* BEGIN MATERIAL PROVIDED *
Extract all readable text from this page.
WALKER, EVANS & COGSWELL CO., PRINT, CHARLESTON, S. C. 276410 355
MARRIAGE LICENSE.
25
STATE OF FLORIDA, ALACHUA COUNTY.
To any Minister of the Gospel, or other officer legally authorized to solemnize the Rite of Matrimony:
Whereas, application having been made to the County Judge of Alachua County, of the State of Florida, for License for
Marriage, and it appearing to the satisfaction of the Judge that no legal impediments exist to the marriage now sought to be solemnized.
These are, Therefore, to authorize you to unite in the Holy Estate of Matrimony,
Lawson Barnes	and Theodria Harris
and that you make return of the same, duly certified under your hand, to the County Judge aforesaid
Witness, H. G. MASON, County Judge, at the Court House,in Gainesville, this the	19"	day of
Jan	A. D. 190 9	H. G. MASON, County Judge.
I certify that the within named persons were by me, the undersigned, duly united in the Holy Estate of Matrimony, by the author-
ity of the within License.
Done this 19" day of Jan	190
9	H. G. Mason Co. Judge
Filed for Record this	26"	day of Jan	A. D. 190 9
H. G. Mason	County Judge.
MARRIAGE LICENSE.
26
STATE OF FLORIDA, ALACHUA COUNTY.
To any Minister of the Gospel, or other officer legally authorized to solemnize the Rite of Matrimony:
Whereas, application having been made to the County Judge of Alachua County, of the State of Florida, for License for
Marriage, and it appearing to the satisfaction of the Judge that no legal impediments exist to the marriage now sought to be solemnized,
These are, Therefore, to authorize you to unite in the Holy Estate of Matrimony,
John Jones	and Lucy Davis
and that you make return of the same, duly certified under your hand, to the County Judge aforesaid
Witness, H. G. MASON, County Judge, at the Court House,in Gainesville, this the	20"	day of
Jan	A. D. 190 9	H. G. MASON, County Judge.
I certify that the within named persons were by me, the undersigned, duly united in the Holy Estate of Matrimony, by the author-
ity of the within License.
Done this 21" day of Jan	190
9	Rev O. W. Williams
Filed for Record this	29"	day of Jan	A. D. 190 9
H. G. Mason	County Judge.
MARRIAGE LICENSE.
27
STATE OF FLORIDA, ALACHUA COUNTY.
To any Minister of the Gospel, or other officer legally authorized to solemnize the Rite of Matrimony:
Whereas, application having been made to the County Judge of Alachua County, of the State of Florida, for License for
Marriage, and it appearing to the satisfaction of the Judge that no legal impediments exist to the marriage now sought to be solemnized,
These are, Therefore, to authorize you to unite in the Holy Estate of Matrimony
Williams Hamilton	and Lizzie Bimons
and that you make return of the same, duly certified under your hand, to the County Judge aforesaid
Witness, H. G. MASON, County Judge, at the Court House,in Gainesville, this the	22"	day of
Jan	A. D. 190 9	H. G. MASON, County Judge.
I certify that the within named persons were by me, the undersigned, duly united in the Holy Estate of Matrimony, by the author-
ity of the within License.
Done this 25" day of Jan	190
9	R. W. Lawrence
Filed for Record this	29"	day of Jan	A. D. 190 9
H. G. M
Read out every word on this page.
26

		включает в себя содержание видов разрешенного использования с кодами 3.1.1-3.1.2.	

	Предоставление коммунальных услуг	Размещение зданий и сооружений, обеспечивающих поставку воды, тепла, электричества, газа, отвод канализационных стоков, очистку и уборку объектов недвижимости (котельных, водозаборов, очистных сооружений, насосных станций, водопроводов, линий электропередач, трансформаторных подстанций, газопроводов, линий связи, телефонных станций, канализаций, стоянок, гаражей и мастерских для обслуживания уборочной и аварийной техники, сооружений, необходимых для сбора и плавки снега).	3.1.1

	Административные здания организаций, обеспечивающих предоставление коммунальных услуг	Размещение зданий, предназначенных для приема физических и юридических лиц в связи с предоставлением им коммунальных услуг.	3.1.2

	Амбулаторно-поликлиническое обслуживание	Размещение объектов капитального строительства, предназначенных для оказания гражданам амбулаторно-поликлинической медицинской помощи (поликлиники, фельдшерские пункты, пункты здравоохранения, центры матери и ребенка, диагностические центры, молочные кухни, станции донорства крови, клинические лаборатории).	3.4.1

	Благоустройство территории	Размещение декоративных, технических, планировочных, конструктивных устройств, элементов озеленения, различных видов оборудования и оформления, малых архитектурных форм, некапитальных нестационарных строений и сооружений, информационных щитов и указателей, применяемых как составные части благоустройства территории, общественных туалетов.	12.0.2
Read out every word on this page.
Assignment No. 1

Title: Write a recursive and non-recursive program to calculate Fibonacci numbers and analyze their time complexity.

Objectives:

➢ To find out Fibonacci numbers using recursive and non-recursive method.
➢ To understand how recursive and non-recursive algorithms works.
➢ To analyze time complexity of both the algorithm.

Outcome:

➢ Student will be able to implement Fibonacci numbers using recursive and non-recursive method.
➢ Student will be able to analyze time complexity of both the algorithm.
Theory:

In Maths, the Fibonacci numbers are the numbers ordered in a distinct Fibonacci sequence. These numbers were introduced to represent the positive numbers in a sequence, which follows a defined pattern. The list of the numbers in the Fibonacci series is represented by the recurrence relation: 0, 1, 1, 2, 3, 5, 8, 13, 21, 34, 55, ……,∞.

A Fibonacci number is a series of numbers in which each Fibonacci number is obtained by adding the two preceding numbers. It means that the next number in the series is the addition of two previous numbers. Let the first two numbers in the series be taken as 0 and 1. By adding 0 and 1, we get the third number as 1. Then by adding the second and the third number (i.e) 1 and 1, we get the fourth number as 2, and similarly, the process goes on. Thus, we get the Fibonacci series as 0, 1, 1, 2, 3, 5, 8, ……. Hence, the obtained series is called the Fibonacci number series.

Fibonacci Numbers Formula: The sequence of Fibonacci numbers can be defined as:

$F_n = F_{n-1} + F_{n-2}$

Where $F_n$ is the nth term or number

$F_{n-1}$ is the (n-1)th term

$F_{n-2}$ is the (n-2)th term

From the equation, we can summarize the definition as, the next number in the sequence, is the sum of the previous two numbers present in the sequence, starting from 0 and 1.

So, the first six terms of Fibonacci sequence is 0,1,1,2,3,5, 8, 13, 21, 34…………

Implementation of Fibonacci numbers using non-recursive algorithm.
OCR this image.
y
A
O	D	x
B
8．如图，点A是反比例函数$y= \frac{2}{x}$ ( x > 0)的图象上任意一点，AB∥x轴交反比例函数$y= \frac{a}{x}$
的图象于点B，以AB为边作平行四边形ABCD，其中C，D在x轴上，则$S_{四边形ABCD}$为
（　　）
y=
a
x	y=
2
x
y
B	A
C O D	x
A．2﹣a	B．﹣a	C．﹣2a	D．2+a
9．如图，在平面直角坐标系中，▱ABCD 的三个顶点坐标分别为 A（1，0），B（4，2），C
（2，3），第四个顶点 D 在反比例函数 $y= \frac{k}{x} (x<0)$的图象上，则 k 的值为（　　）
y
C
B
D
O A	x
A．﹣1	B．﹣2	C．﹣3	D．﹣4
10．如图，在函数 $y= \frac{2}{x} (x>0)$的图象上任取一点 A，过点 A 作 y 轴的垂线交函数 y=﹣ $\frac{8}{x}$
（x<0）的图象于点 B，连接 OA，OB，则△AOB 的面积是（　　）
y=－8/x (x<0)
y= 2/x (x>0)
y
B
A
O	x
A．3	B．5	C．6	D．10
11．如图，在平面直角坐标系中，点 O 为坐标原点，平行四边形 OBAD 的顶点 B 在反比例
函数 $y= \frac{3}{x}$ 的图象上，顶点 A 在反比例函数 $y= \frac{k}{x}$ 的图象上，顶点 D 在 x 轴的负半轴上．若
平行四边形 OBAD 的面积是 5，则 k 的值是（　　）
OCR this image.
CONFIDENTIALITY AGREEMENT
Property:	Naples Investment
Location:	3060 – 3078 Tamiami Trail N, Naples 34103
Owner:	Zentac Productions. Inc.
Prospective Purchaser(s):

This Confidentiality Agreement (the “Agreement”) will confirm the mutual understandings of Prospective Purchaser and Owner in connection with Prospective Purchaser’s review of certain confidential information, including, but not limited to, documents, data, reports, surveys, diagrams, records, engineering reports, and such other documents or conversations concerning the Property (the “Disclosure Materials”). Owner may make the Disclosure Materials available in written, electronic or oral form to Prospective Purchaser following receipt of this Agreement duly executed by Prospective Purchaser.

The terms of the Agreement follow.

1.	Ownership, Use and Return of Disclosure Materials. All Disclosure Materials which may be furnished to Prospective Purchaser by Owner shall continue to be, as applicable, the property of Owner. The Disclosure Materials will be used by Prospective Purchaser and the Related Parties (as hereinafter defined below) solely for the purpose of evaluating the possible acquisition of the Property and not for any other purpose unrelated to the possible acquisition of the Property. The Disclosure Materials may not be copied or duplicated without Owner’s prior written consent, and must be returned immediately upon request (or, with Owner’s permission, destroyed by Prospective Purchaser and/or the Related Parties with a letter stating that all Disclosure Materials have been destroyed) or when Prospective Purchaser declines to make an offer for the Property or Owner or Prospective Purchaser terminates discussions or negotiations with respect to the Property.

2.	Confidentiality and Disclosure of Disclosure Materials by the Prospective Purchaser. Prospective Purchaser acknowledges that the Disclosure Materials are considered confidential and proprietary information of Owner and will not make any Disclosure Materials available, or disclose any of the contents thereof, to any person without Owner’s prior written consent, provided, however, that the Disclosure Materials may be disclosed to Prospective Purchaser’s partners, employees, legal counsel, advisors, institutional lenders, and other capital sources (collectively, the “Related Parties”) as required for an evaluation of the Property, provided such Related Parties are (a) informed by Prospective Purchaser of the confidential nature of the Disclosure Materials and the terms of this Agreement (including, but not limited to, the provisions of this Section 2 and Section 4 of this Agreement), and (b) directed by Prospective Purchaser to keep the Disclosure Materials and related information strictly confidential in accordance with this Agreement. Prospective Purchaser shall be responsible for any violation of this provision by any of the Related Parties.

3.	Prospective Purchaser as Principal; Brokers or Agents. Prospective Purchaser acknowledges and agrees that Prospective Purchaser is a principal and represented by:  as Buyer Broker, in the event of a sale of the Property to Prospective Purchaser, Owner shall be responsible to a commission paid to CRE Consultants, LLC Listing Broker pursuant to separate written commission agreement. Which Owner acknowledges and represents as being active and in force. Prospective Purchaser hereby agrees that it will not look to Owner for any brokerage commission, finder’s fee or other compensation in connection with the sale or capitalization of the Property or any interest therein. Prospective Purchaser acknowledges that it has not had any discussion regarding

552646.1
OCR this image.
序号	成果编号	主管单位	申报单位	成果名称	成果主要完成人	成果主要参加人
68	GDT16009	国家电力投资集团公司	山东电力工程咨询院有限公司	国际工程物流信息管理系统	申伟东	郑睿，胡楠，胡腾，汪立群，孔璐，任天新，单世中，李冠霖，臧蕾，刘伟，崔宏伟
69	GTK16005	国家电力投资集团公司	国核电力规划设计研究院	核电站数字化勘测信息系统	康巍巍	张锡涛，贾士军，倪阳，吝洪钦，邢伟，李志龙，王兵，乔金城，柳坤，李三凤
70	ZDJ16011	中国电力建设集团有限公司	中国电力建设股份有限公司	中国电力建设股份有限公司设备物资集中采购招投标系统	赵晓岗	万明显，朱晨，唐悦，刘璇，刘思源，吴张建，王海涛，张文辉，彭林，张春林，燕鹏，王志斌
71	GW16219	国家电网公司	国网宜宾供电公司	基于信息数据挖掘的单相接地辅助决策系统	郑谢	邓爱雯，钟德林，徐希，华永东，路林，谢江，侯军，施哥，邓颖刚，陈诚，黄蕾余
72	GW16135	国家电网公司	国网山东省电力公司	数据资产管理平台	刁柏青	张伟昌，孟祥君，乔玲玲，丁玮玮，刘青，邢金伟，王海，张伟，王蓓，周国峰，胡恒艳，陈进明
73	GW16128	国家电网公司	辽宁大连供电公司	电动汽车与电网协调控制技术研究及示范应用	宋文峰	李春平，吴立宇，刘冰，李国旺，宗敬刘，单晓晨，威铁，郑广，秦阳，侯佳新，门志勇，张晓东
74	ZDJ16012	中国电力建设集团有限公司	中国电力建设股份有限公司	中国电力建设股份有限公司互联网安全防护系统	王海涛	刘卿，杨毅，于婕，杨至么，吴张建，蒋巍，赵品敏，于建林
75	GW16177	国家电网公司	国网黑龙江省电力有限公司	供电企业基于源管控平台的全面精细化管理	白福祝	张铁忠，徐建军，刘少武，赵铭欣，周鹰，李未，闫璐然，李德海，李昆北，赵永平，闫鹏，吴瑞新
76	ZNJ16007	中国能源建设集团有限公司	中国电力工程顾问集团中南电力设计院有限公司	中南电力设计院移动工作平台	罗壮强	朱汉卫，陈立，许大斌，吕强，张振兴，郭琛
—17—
* END MATERIAL PROVIDED *
▸ TO BE DONE
Extract, from the listing above, every line where the string "在平面直角坐标系中" occurs.

▸ COMPLETE ANSWER
9．如图，在平面直角坐标系中，▱ABCD 的三个顶点坐标分别为 A（1，0），B（4，2），C
11．如图，在平面直角坐标系中，点 O 为坐标原点，平行四边形 OBAD 的顶点 B 在反比例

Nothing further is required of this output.